Listing:

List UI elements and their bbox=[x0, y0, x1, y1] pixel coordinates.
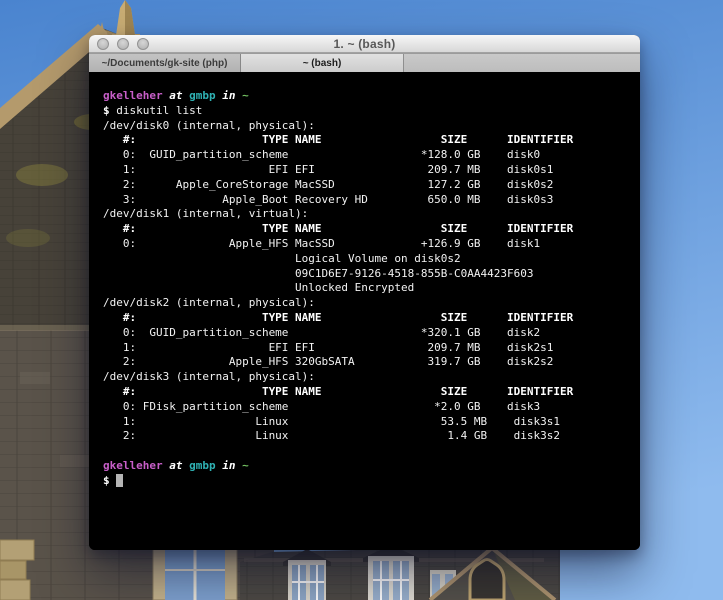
---
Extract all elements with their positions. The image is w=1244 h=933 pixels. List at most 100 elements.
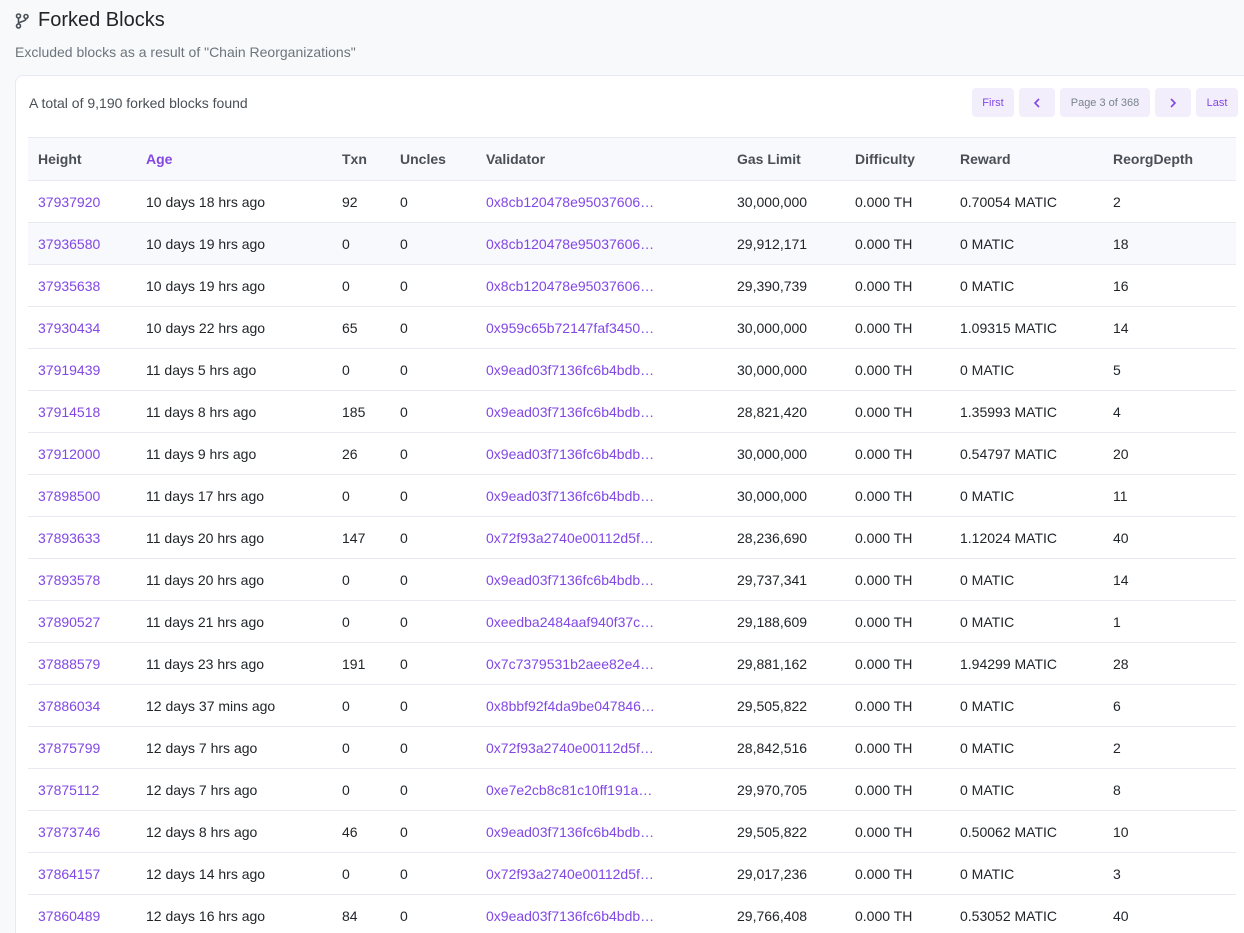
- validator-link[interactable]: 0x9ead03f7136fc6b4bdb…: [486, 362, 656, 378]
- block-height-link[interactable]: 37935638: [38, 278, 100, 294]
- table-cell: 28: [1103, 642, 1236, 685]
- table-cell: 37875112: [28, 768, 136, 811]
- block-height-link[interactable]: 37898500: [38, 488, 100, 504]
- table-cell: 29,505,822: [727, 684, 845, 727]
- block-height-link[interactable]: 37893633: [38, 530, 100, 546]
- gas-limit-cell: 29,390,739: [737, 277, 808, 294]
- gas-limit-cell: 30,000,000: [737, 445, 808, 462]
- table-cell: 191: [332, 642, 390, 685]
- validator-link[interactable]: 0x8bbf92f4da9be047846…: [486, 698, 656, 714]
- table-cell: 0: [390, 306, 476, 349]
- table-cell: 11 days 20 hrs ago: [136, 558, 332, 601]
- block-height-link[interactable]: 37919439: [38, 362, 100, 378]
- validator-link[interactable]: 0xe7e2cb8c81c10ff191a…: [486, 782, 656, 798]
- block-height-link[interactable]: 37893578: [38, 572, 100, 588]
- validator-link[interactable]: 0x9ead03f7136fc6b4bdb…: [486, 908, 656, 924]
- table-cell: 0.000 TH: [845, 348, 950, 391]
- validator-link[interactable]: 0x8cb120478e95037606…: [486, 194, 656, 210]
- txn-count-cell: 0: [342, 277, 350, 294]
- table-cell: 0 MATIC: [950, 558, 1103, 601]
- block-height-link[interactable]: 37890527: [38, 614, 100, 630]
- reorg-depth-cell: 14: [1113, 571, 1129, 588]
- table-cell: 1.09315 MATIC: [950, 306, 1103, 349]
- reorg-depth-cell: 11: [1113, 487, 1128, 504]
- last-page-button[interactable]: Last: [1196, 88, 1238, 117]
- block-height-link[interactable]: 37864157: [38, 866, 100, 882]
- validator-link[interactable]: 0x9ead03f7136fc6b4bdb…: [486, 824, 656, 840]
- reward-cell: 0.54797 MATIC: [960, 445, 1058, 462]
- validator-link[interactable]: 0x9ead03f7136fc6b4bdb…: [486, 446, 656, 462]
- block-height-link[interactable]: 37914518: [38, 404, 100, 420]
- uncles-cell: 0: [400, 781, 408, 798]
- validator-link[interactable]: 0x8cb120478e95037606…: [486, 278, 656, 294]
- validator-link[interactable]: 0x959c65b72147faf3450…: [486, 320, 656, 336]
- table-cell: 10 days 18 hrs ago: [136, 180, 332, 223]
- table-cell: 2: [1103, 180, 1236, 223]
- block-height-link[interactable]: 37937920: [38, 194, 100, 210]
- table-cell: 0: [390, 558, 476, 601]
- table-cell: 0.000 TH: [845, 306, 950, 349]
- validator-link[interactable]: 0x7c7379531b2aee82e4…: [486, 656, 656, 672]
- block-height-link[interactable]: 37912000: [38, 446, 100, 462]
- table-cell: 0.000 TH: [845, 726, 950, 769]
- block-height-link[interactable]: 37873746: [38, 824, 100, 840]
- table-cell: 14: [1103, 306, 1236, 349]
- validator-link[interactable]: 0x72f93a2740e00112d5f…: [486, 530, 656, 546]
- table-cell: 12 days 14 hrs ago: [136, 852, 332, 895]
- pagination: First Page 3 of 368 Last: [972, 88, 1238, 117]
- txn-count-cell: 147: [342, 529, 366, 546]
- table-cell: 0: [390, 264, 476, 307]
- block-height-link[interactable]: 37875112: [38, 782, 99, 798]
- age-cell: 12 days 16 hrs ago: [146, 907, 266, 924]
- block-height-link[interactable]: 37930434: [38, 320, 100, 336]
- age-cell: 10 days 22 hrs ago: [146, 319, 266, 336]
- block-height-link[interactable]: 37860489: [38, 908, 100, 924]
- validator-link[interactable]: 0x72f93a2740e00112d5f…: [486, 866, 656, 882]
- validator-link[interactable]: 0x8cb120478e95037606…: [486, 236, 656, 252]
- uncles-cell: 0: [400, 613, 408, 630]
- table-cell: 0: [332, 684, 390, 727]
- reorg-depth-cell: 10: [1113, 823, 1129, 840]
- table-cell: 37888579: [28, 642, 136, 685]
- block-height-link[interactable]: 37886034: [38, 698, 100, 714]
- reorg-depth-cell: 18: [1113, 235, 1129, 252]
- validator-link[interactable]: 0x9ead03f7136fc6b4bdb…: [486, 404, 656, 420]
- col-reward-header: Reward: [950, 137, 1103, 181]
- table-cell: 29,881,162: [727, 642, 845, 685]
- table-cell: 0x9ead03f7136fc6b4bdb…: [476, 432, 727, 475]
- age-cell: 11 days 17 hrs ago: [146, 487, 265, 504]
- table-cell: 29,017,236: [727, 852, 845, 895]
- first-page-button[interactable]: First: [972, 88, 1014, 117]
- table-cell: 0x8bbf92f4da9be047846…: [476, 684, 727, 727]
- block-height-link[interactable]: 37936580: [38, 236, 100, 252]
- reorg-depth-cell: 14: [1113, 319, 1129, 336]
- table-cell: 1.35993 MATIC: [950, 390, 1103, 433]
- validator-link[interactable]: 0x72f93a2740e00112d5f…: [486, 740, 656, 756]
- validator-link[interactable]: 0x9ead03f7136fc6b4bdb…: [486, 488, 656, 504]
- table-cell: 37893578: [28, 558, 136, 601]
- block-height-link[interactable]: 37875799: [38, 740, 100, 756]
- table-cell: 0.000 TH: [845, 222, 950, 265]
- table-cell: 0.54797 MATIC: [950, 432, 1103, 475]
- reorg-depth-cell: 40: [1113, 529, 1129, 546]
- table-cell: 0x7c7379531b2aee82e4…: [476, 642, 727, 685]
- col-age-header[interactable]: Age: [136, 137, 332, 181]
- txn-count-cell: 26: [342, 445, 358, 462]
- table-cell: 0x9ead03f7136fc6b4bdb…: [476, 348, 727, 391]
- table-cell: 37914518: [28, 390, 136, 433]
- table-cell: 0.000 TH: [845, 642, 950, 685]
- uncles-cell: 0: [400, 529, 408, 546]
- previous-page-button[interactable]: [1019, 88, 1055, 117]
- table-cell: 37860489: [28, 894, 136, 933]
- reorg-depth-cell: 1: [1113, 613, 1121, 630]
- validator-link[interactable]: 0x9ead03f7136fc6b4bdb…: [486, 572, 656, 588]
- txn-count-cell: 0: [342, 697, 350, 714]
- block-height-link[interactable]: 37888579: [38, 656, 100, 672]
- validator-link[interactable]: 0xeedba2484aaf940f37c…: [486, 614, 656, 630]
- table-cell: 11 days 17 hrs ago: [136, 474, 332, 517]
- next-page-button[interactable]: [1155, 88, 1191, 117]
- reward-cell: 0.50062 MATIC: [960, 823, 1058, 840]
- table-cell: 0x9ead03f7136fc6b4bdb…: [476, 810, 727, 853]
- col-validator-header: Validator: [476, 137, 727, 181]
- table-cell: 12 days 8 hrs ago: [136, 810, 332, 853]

What is expected: Retype the listing lines between the line holding "Extract all elements" and the line holding "194, 656, 210]", inclusive, character for character. Omit the pictures from your answer.

Finished task:
Extract all elements with their positions. The image is w=1244 h=933 pixels. List at most 100 elements.
- validator-link[interactable]: 0x9ead03f7136fc6b4bdb…: [486, 362, 656, 378]
- block-height-link[interactable]: 37935638: [38, 278, 100, 294]
- table-cell: 28: [1103, 642, 1236, 685]
- table-cell: 37875112: [28, 768, 136, 811]
- block-height-link[interactable]: 37898500: [38, 488, 100, 504]
- table-cell: 29,505,822: [727, 684, 845, 727]
- block-height-link[interactable]: 37893633: [38, 530, 100, 546]
- gas-limit-cell: 29,390,739: [737, 277, 808, 294]
- gas-limit-cell: 30,000,000: [737, 445, 808, 462]
- table-cell: 191: [332, 642, 390, 685]
- validator-link[interactable]: 0x8bbf92f4da9be047846…: [486, 698, 656, 714]
- table-cell: 0: [390, 306, 476, 349]
- table-cell: 11 days 20 hrs ago: [136, 558, 332, 601]
- block-height-link[interactable]: 37919439: [38, 362, 100, 378]
- validator-link[interactable]: 0xe7e2cb8c81c10ff191a…: [486, 782, 656, 798]
- block-height-link[interactable]: 37893578: [38, 572, 100, 588]
- validator-link[interactable]: 0x9ead03f7136fc6b4bdb…: [486, 908, 656, 924]
- table-cell: 0.000 TH: [845, 348, 950, 391]
- validator-link[interactable]: 0x8cb120478e95037606…: [486, 194, 656, 210]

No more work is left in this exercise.